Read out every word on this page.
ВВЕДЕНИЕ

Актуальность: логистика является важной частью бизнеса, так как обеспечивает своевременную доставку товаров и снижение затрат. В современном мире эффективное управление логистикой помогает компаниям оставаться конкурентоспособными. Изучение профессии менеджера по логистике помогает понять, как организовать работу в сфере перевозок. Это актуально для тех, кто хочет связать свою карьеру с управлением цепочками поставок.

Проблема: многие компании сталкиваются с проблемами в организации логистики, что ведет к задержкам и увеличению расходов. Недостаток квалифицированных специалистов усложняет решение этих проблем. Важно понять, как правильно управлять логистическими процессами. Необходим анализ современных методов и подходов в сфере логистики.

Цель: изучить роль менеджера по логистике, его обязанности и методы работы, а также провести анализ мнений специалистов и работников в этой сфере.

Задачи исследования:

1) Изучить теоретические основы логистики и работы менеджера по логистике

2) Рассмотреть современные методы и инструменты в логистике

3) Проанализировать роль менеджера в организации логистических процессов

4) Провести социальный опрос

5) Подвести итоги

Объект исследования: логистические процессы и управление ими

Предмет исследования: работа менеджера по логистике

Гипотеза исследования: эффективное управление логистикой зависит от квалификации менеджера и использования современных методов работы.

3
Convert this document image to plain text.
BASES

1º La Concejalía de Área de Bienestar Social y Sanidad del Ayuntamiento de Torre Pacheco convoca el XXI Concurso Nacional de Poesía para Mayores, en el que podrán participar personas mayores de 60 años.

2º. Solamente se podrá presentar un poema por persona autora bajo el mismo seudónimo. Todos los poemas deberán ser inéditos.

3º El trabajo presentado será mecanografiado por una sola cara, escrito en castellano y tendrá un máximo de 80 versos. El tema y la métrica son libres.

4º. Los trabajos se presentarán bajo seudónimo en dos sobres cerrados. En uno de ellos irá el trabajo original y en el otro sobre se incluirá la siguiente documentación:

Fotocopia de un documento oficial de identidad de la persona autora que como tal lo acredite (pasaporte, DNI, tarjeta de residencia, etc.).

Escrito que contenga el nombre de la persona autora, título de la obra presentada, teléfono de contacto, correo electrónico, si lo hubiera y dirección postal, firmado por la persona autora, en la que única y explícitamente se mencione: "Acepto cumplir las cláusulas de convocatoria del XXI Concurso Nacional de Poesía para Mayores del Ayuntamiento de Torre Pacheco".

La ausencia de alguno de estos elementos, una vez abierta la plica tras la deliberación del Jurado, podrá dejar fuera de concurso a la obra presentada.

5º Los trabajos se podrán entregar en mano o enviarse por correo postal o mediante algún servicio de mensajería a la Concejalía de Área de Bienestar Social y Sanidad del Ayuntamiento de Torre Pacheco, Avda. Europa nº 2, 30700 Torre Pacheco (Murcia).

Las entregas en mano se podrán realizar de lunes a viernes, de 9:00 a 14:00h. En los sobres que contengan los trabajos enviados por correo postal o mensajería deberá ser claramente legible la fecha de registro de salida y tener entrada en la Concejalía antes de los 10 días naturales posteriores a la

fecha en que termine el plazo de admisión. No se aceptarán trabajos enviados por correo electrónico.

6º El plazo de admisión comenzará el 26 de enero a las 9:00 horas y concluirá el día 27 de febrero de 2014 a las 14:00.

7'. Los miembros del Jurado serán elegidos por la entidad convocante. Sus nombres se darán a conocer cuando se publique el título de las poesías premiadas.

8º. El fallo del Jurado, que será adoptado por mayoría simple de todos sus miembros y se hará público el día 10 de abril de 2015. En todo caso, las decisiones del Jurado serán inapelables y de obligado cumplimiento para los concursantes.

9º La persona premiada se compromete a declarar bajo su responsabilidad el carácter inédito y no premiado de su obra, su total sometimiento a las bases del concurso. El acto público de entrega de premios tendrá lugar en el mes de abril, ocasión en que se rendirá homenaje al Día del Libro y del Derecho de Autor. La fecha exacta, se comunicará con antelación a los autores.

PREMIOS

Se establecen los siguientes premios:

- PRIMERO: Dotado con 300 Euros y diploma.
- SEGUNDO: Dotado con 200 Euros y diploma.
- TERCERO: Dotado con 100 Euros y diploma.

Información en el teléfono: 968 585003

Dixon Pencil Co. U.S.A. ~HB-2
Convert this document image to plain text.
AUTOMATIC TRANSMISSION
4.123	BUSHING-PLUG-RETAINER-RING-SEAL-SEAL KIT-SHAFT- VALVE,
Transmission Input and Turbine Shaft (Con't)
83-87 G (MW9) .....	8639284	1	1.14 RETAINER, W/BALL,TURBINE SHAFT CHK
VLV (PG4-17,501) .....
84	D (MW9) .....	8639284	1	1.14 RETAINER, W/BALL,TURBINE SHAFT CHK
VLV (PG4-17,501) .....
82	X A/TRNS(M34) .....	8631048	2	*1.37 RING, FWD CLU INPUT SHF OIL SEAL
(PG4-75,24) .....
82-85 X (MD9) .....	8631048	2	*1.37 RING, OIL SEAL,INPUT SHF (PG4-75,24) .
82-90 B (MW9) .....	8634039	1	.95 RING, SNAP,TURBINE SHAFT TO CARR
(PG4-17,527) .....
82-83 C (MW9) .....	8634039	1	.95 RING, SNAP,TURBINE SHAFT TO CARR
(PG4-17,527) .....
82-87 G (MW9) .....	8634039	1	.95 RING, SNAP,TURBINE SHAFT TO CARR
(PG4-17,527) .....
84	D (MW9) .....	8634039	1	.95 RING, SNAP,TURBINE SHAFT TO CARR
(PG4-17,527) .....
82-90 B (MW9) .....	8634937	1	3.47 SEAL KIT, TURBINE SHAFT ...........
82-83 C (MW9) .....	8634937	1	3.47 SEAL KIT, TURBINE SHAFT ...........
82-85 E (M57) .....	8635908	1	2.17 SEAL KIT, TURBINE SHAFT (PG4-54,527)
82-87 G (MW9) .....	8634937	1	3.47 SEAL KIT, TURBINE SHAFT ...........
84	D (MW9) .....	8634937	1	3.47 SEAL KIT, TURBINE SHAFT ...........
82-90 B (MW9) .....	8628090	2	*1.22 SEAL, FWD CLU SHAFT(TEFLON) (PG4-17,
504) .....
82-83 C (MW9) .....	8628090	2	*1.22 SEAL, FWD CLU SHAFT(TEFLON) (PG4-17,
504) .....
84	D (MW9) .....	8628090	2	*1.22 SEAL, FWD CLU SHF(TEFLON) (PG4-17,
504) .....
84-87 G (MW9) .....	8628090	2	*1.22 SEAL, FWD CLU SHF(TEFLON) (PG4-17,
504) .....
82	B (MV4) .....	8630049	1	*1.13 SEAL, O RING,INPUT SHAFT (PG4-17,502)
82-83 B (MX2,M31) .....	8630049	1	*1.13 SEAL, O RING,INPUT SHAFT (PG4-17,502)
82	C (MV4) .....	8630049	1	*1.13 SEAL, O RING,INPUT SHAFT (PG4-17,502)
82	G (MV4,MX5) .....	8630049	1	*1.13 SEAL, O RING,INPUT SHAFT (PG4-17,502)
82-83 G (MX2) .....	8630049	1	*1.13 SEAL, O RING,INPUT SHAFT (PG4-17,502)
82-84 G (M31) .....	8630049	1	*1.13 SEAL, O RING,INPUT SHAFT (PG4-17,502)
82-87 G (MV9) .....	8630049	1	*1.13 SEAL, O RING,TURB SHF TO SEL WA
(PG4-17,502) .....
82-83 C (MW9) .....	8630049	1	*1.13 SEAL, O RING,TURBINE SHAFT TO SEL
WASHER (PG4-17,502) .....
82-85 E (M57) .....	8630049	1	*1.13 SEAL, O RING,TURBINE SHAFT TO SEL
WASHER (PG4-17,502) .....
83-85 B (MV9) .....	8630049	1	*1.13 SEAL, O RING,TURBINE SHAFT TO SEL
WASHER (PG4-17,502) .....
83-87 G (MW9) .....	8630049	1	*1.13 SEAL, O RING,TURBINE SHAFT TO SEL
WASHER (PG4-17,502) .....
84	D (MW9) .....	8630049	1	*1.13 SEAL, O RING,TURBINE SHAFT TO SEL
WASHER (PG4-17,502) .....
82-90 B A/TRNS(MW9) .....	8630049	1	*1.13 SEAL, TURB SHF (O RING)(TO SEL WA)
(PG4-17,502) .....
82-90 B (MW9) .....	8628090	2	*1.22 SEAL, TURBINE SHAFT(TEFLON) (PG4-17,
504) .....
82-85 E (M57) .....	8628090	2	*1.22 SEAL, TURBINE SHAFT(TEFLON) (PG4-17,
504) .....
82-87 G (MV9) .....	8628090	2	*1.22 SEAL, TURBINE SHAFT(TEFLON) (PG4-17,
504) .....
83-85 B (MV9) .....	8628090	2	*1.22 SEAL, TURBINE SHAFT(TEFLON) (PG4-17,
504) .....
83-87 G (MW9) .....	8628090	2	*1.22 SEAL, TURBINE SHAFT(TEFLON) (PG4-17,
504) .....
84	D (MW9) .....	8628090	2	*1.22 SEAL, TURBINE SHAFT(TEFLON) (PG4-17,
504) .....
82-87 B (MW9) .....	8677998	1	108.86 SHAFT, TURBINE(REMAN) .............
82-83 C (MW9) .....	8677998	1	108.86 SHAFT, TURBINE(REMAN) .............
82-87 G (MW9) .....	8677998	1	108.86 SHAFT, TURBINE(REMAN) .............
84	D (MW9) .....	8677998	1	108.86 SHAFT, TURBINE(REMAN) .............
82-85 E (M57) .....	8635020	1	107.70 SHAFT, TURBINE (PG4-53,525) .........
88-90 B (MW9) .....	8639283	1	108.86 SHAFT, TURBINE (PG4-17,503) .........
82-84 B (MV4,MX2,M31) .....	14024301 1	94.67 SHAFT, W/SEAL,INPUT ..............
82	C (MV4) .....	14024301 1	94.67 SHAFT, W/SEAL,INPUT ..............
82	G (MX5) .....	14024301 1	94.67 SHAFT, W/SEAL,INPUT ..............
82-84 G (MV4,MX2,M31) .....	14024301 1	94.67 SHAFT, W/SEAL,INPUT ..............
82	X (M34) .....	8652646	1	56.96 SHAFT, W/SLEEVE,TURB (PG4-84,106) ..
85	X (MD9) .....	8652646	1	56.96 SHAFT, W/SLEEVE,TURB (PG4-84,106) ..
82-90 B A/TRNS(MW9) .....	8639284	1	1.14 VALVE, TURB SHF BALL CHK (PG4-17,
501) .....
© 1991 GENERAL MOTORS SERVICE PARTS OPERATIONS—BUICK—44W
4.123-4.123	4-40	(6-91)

→ TASK DESCRIPTION
Copy out every line in the listing where the word "REMAN" appears.

→ TASK ANSWER
82-87 B (MW9) .....	8677998	1	108.86 SHAFT, TURBINE(REMAN) .............
82-83 C (MW9) .....	8677998	1	108.86 SHAFT, TURBINE(REMAN) .............
82-87 G (MW9) .....	8677998	1	108.86 SHAFT, TURBINE(REMAN) .............
84	D (MW9) .....	8677998	1	108.86 SHAFT, TURBINE(REMAN) .............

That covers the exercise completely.